## [Exercise]
List each line of the data that holds the string "Islet", please.

## [Records for the exercise]
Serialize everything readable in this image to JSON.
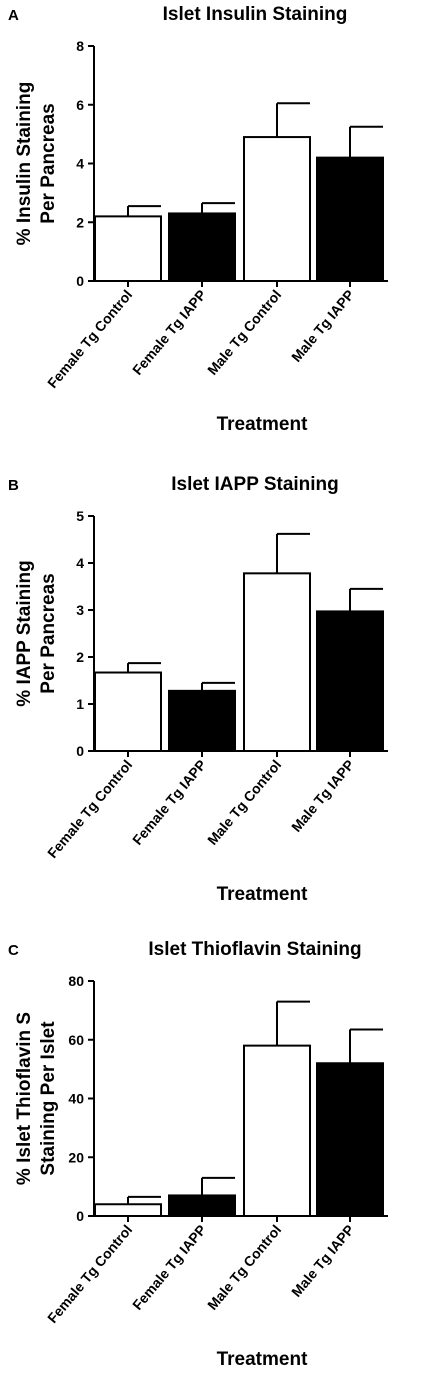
{
  "chart_data": [
    {
      "panel": "A",
      "type": "bar",
      "title": "Islet Insulin Staining",
      "xlabel": "Treatment",
      "ylabel": "% Insulin Staining Per Pancreas",
      "ylabel_lines": [
        "% Insulin Staining",
        "Per Pancreas"
      ],
      "ylim": [
        0,
        8
      ],
      "yticks": [
        0,
        2,
        4,
        6,
        8
      ],
      "categories": [
        "Female Tg Control",
        "Female Tg IAPP",
        "Male Tg Control",
        "Male Tg IAPP"
      ],
      "values": [
        2.2,
        2.3,
        4.9,
        4.2
      ],
      "errors": [
        0.35,
        0.35,
        1.15,
        1.05
      ],
      "fills": [
        "#ffffff",
        "#000000",
        "#ffffff",
        "#000000"
      ]
    },
    {
      "panel": "B",
      "type": "bar",
      "title": "Islet IAPP Staining",
      "xlabel": "Treatment",
      "ylabel": "% IAPP Staining Per Pancreas",
      "ylabel_lines": [
        "% IAPP Staining",
        "Per Pancreas"
      ],
      "ylim": [
        0,
        5
      ],
      "yticks": [
        0,
        1,
        2,
        3,
        4,
        5
      ],
      "categories": [
        "Female Tg Control",
        "Female Tg IAPP",
        "Male Tg Control",
        "Male Tg IAPP"
      ],
      "values": [
        1.67,
        1.28,
        3.78,
        2.97
      ],
      "errors": [
        0.2,
        0.17,
        0.84,
        0.48
      ],
      "fills": [
        "#ffffff",
        "#000000",
        "#ffffff",
        "#000000"
      ]
    },
    {
      "panel": "C",
      "type": "bar",
      "title": "Islet Thioflavin Staining",
      "xlabel": "Treatment",
      "ylabel": "% Islet Thioflavin S Staining Per Islet",
      "ylabel_lines": [
        "% Islet Thioflavin S",
        "Staining Per Islet"
      ],
      "ylim": [
        0,
        80
      ],
      "yticks": [
        0,
        20,
        40,
        60,
        80
      ],
      "categories": [
        "Female Tg Control",
        "Female Tg IAPP",
        "Male Tg Control",
        "Male Tg IAPP"
      ],
      "values": [
        4,
        7,
        58,
        52
      ],
      "errors": [
        2.5,
        6,
        15,
        11.5
      ],
      "fills": [
        "#ffffff",
        "#000000",
        "#ffffff",
        "#000000"
      ]
    }
  ]
}
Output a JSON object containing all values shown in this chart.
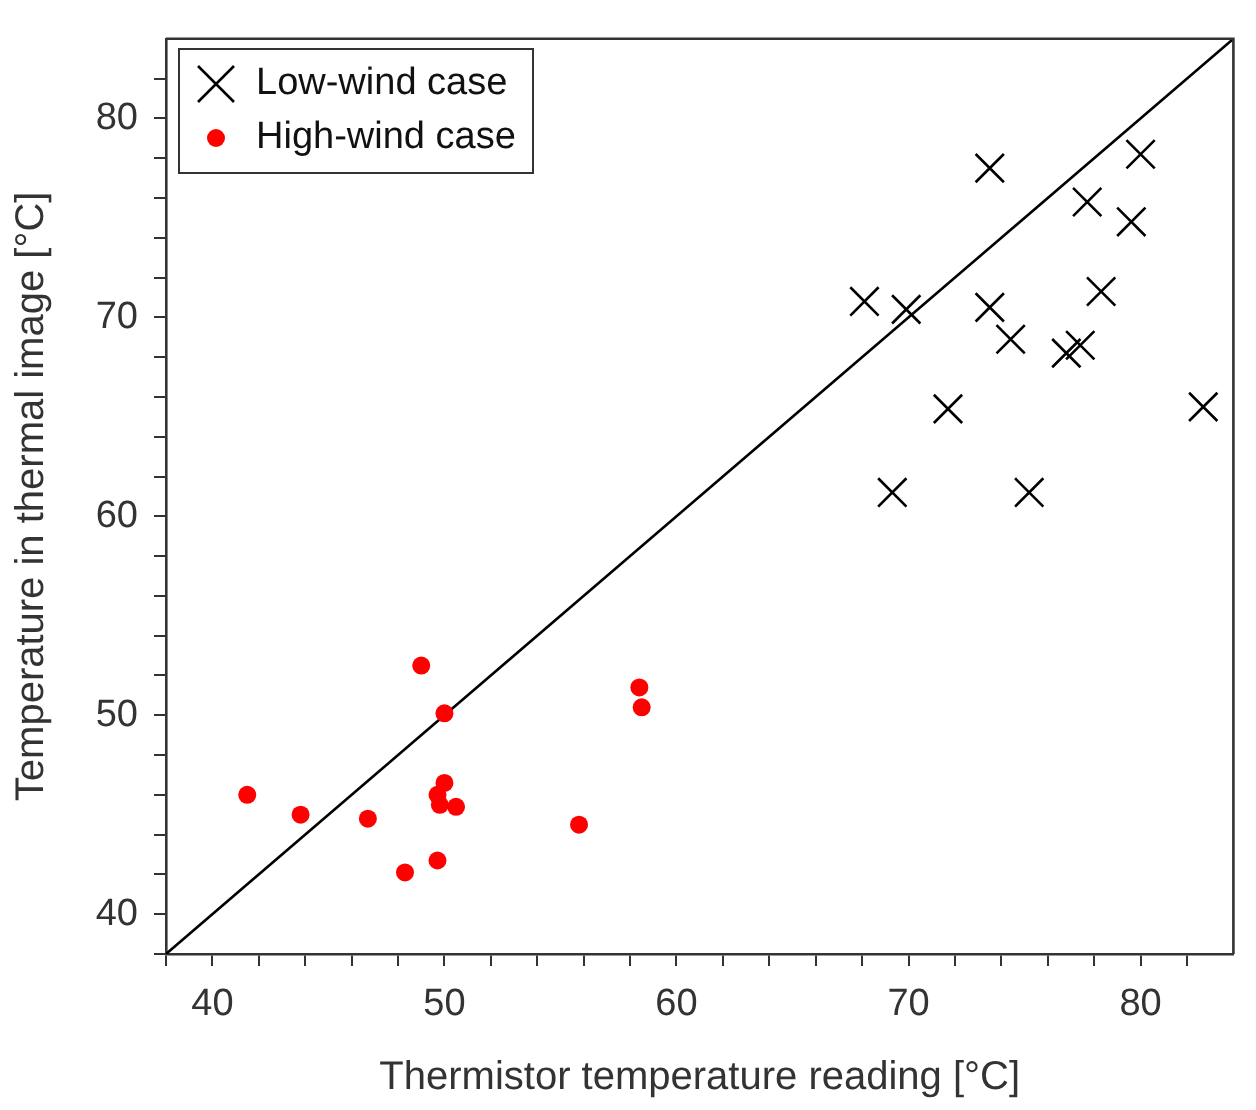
{
  "chart_data": {
    "type": "scatter",
    "xlabel": "Thermistor temperature reading [°C]",
    "ylabel": "Temperature in thermal image [°C]",
    "xlim": [
      38,
      84
    ],
    "ylim": [
      38,
      84
    ],
    "xticks": [
      {
        "value": 38,
        "label": null
      },
      40,
      {
        "value": 42,
        "label": null
      },
      {
        "value": 44,
        "label": null
      },
      {
        "value": 46,
        "label": null
      },
      {
        "value": 48,
        "label": null
      },
      50,
      {
        "value": 52,
        "label": null
      },
      {
        "value": 54,
        "label": null
      },
      {
        "value": 56,
        "label": null
      },
      {
        "value": 58,
        "label": null
      },
      60,
      {
        "value": 62,
        "label": null
      },
      {
        "value": 64,
        "label": null
      },
      {
        "value": 66,
        "label": null
      },
      {
        "value": 68,
        "label": null
      },
      70,
      {
        "value": 72,
        "label": null
      },
      {
        "value": 74,
        "label": null
      },
      {
        "value": 76,
        "label": null
      },
      {
        "value": 78,
        "label": null
      },
      80,
      {
        "value": 82,
        "label": null
      }
    ],
    "yticks": [
      {
        "value": 38,
        "label": null
      },
      40,
      {
        "value": 42,
        "label": null
      },
      {
        "value": 44,
        "label": null
      },
      {
        "value": 46,
        "label": null
      },
      {
        "value": 48,
        "label": null
      },
      50,
      {
        "value": 52,
        "label": null
      },
      {
        "value": 54,
        "label": null
      },
      {
        "value": 56,
        "label": null
      },
      {
        "value": 58,
        "label": null
      },
      60,
      {
        "value": 62,
        "label": null
      },
      {
        "value": 64,
        "label": null
      },
      {
        "value": 66,
        "label": null
      },
      {
        "value": 68,
        "label": null
      },
      70,
      {
        "value": 72,
        "label": null
      },
      {
        "value": 74,
        "label": null
      },
      {
        "value": 76,
        "label": null
      },
      {
        "value": 78,
        "label": null
      },
      80,
      {
        "value": 82,
        "label": null
      }
    ],
    "grid": false,
    "legend": "top left",
    "series": [
      {
        "name": "Low-wind case",
        "color": "#000000",
        "marker": "cross",
        "x": [
          73.5,
          80.0,
          77.7,
          79.6,
          68.1,
          69.9,
          73.5,
          78.3,
          74.4,
          76.8,
          77.4,
          71.7,
          82.7,
          69.3,
          75.2
        ],
        "values": [
          77.5,
          78.2,
          75.8,
          74.8,
          70.8,
          70.4,
          70.5,
          71.3,
          68.9,
          68.2,
          68.6,
          65.4,
          65.5,
          61.2,
          61.2
        ]
      },
      {
        "name": "High-wind case",
        "color": "#ff0000",
        "marker": "circle",
        "x": [
          41.5,
          43.8,
          46.7,
          49.0,
          50.0,
          50.0,
          49.7,
          49.8,
          50.5,
          48.3,
          49.7,
          55.8,
          58.4,
          58.5
        ],
        "values": [
          46.0,
          45.0,
          44.8,
          52.5,
          50.1,
          46.6,
          46.0,
          45.5,
          45.4,
          42.1,
          42.7,
          44.5,
          51.4,
          50.4
        ]
      },
      {
        "type": "line",
        "color": "#000000",
        "marker": "none",
        "line_style": "solid",
        "x": [
          38,
          84
        ],
        "values": [
          38,
          84
        ]
      }
    ]
  }
}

## [Output]
      "title": "Islet Insulin Staining",
      "title": "Islet IAPP Staining",
      "title": "Islet Thioflavin Staining",
      "ylabel": "% Islet Thioflavin S Staining Per Islet",
        "% Islet Thioflavin S",
        "Staining Per Islet"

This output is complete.